**Written exercise**. Select all lines holding the word "Fort" from the entries that follow.

**Dataset records**.
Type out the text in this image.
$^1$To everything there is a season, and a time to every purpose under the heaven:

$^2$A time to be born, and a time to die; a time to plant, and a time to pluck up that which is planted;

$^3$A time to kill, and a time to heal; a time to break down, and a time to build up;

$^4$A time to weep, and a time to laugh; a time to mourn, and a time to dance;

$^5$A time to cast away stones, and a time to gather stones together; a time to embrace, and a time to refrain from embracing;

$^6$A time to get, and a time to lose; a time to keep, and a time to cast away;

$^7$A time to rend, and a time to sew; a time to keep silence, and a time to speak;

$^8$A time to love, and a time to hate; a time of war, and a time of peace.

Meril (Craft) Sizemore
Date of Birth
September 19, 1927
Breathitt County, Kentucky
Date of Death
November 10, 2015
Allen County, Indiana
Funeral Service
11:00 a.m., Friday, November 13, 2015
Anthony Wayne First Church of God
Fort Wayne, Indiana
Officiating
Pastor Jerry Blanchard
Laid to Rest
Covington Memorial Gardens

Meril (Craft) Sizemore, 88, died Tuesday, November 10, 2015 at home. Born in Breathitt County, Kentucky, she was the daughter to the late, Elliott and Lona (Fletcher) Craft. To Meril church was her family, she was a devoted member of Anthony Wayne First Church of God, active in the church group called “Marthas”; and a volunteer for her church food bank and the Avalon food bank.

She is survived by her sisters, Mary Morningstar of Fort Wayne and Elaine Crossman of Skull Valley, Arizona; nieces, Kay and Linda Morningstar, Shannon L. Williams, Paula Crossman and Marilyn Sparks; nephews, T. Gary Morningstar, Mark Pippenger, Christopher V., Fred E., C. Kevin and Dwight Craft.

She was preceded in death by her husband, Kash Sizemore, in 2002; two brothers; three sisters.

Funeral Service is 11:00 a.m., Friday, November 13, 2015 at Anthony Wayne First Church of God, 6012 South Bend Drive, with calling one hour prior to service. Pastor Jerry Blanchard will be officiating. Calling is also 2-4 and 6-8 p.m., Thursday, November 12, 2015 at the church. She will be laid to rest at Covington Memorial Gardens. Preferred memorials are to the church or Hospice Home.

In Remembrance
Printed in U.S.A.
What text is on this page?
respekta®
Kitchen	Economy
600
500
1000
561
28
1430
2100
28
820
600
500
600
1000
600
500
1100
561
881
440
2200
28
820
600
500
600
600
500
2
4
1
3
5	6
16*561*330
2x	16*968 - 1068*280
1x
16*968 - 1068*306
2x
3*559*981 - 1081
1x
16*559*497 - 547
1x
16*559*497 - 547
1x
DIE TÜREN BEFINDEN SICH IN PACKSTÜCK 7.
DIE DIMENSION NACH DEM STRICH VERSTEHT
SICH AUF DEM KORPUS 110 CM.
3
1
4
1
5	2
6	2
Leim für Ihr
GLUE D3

**Reply**.
Fort Wayne, Indiana
She is survived by her sisters, Mary Morningstar of Fort Wayne and Elaine Crossman of Skull Valley, Arizona; nieces, Kay and Linda Morningstar, Shannon L. Williams, Paula Crossman and Marilyn Sparks; nephews, T. Gary Morningstar, Mark Pippenger, Christopher V., Fred E., C. Kevin and Dwight Craft.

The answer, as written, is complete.